**Page extract**
Non Patent Literature
Non Patent Literature 1: Kato et al., Seitetsukenkyu (1984) vol.
312, p. 41
SUMMARY OF INVENTION
Technical Problem
A purpose of the present invention is to provide a hot-rolled steel
sheet having a high strength and capable of obtaining excellent
elongation and hole expandability.
Solution to Problem
The inventors of the present application, with an eye on a general
manufacturing method of a hot-rolled steel sheet implemented in an
industrial scale using a common continuous hot-rolling mill, have
conducted keen studies in order to improve a formability such as an
elongation and a hole expandability of the hot-rolled steel sheet
while obtaining a high strength. As a result, a new structure quite
effective in securing the high strength and improving the
formability has been found out, the structure not having been
formed by a conventional technique. This structure is bainite
composed of an aggregate of bainitic ferrite whose grain average
misorientation is 0.4.degree. or more to 3.degree. or less. This
bainite hardly contains carbide and retained austenite in a grain.
In other words, this bainite hardly contains what promotes
development of a crack in hole expanding. Thus, this bainite
contributes to securing of the high strength and improvement of the
elongation and the hole expandability.
The bainite composed of the aggregate of bainitic ferrite whose
grain average misorientation is 0.4.degree. or more to 3.degree. or
less is not able to be formed by a conventional method such as
methods described in above-described Patent Literatures 1 to 11.
For example, the above bainite cannot be formed by a conventional
technique intended to heighten a strength by forming martensite
through making a cooling rate higher from the end of so called
intermediate air cooling to coiling. For example, bainite included
in a conventional steel sheet is composed of bainitic ferrite and
an iron carbide, or composed of bainitic ferrite and retained
austenite. Thus, in the conventional steel sheet, the iron carbide
or retained austenite (or martensite having been transformed by
being processed) promotes development of a crack in hole expanding.
Accordingly, the bainite composed of the aggregate of bainitic
ferrite whose grain average misorientation is 0.4.degree. or more
to 3.degree. or less has a hole expandability superior to bainite
included in a conventional steel sheet. This bainite is a structure
different also from ferrite included in a conventional steel sheet.
For example, a generating temperature of this bainite is equal to
or lower than a bainite transformation start temperature estimated
from a component of steel, and a grain boundary with a low angle
exists inside a grain surrounded by a high-angle grain boundary of
this bainite. This bainite has a feature different from that of
ferrite at least in the above points.

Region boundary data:
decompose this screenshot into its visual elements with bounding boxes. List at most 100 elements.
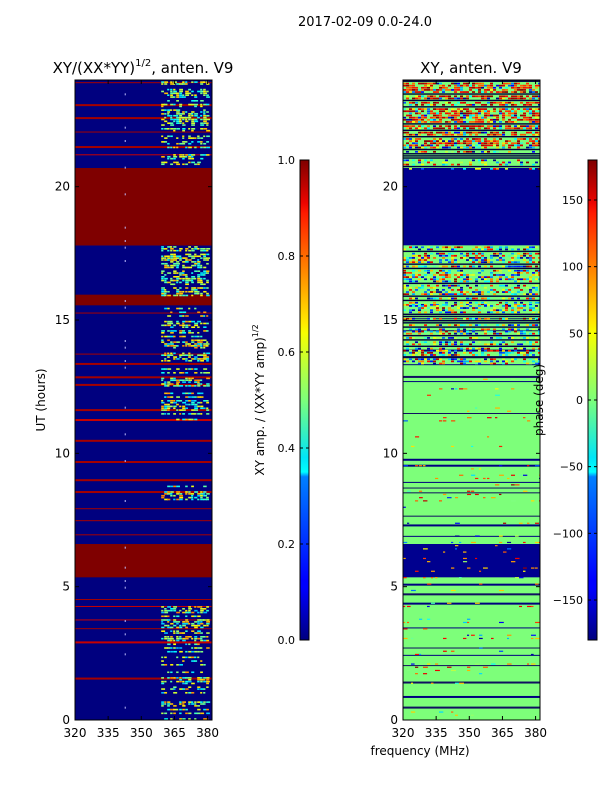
right-phase-cell xyxy=(433,362,436,365)
right-phase-cell xyxy=(439,305,442,307)
right-phase-cell xyxy=(535,101,538,104)
right-phase-cell xyxy=(406,347,409,350)
right-phase-cell xyxy=(535,341,538,344)
left-active-cell xyxy=(185,315,189,317)
right-phase-speck xyxy=(487,477,490,480)
left-active-cell xyxy=(194,118,198,121)
right-phase-cell xyxy=(478,121,481,123)
right-phase-cell xyxy=(445,125,448,128)
right-phase-cell xyxy=(418,104,421,106)
right-phase-cell xyxy=(523,104,526,106)
right-phase-cell xyxy=(421,82,424,85)
right-phase-cell xyxy=(430,311,433,314)
right-phase-cell xyxy=(520,269,523,272)
right-phase-cell xyxy=(445,89,448,91)
right-phase-cell xyxy=(502,89,505,91)
left-active-cell xyxy=(197,383,201,385)
right-phase-cell xyxy=(403,284,406,287)
right-phase-cell xyxy=(484,112,487,115)
left-active-cell xyxy=(173,377,176,380)
right-phase-cell xyxy=(463,142,466,145)
left-active-cell xyxy=(182,407,186,410)
right-phase-cell xyxy=(415,112,418,115)
right-phase-cell xyxy=(406,125,409,128)
right-phase-cell xyxy=(457,89,460,91)
left-active-cell xyxy=(170,354,174,356)
right-phase-cell xyxy=(517,125,520,128)
right-phase-cell xyxy=(511,311,514,314)
right-phase-cell xyxy=(436,291,439,293)
right-phase-cell xyxy=(514,125,517,128)
right-phase-cell xyxy=(487,261,490,264)
right-phase-cell xyxy=(469,259,472,261)
right-phase-cell xyxy=(478,289,481,291)
right-phase-cell xyxy=(439,317,442,320)
right-phase-speck xyxy=(463,557,467,560)
left-active-cell xyxy=(191,114,194,117)
right-phase-cell xyxy=(451,108,454,110)
right-phase-cell xyxy=(496,110,499,113)
right-phase-cell xyxy=(439,278,442,281)
right-phase-cell xyxy=(433,354,436,356)
left-active-cell xyxy=(167,324,172,327)
right-phase-cell xyxy=(409,309,412,312)
right-phase-cell xyxy=(427,95,430,98)
right-phase-cell xyxy=(412,146,415,149)
right-phase-cell xyxy=(454,284,457,287)
left-active-cell xyxy=(191,264,195,267)
right-phase-cell xyxy=(526,161,529,164)
left-active-cell xyxy=(167,146,170,149)
left-active-cell xyxy=(191,332,194,334)
right-phase-cell xyxy=(457,360,460,363)
right-phase-cell xyxy=(478,261,481,264)
right-phase-cell xyxy=(502,349,505,352)
right-phase-cell xyxy=(454,91,457,93)
right-phase-cell xyxy=(532,246,535,249)
left-active-cell xyxy=(164,407,169,410)
right-phase-cell xyxy=(433,276,436,278)
right-phase-cell xyxy=(478,138,481,140)
right-phase-cell xyxy=(418,332,421,335)
left-active-cell xyxy=(176,292,179,295)
right-phase-cell xyxy=(412,252,415,255)
right-phase-cell xyxy=(499,337,502,339)
right-phase-cell xyxy=(520,332,523,335)
right-phase-cell xyxy=(511,278,514,281)
right-phase-cell xyxy=(418,259,421,261)
right-phase-cell xyxy=(427,140,430,142)
left-active-cell xyxy=(206,281,209,284)
left-active-cell xyxy=(194,346,198,349)
right-phase-cell xyxy=(412,317,415,320)
right-phase-cell xyxy=(430,330,433,333)
right-phase-cell xyxy=(430,261,433,264)
left-active-cell xyxy=(206,343,210,345)
left-active-cell xyxy=(188,88,192,91)
right-phase-cell xyxy=(475,138,478,140)
right-phase-cell xyxy=(448,246,451,249)
left-active-cell xyxy=(188,92,192,95)
right-flag-row xyxy=(403,80,540,82)
left-active-cell xyxy=(164,360,167,362)
right-phase-cell xyxy=(505,163,508,166)
right-phase-cell xyxy=(427,118,430,121)
left-active-cell xyxy=(206,94,209,96)
right-phase-cell xyxy=(505,291,508,293)
right-phase-cell xyxy=(523,97,526,100)
left-active-cell xyxy=(185,156,188,158)
right-phase-cell xyxy=(496,254,499,257)
left-active-cell xyxy=(176,647,179,649)
left-flag-row xyxy=(75,82,212,84)
left-active-cell xyxy=(170,622,174,625)
left-active-cell xyxy=(185,341,188,343)
left-active-cell xyxy=(206,257,210,259)
left-active-cell xyxy=(170,277,173,280)
right-phase-cell xyxy=(535,352,538,354)
right-phase-cell xyxy=(499,91,502,93)
right-phase-cell xyxy=(469,110,472,113)
right-phase-cell xyxy=(481,84,484,87)
figure-suptitle: 2017-02-09 0.0-24.0 xyxy=(298,15,432,30)
left-active-cell xyxy=(191,354,194,356)
right-phase-cell xyxy=(523,354,526,356)
left-active-cell xyxy=(188,114,191,117)
right-phase-cell xyxy=(460,341,463,344)
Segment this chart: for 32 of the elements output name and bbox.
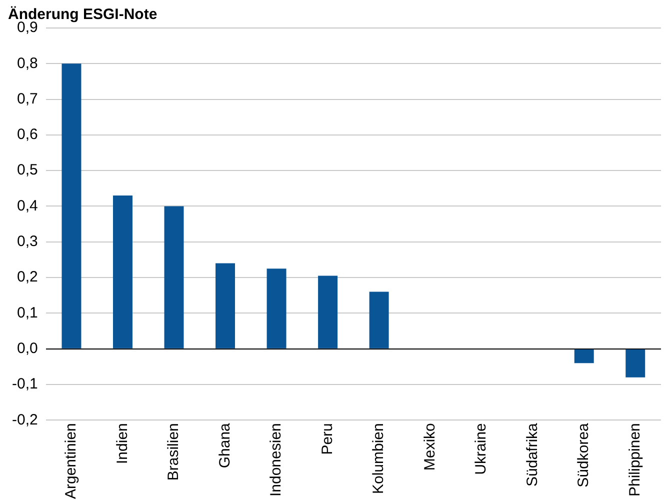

**Exercise 1**
In the steel sheet passage, do these statements agree with the text? Answer yes or no for each and quote the words that decide it. (a) The bainite described hardly contains carbide and retained austenite in a grain. (b) This bainite can be formed by making the cooling rate higher from the end of intermediate air cooling to coiling. (c) A grain boundary with a low angle exists inside a grain surrounded by a high-angle grain boundary of this bainite.
**Exercise 2**
Repeat the part of the steel sheet passage starting at "For example, the" and ending at "promotes development of a crack in hole expanding.".
Rely only on the steel sheet passage, not the material.

**Complete response 1**
(a) Yes: "This bainite hardly contains carbide and retained austenite in a grain."
(b) No: "the above bainite cannot be formed by a conventional technique intended to heighten a strength by forming martensite through making a cooling rate higher from the end of so called intermediate air cooling to coiling."
(c) Yes: "a grain boundary with a low angle exists inside a grain surrounded by a high-angle grain boundary of this bainite."

**Complete response 2**
For example, the above bainite cannot be formed by a conventional
technique intended to heighten a strength by forming martensite
through making a cooling rate higher from the end of so called
intermediate air cooling to coiling. For example, bainite included
in a conventional steel sheet is composed of bainitic ferrite and
an iron carbide, or composed of bainitic ferrite and retained
austenite. Thus, in the conventional steel sheet, the iron carbide
or retained austenite (or martensite having been transformed by
being processed) promotes development of a crack in hole expanding.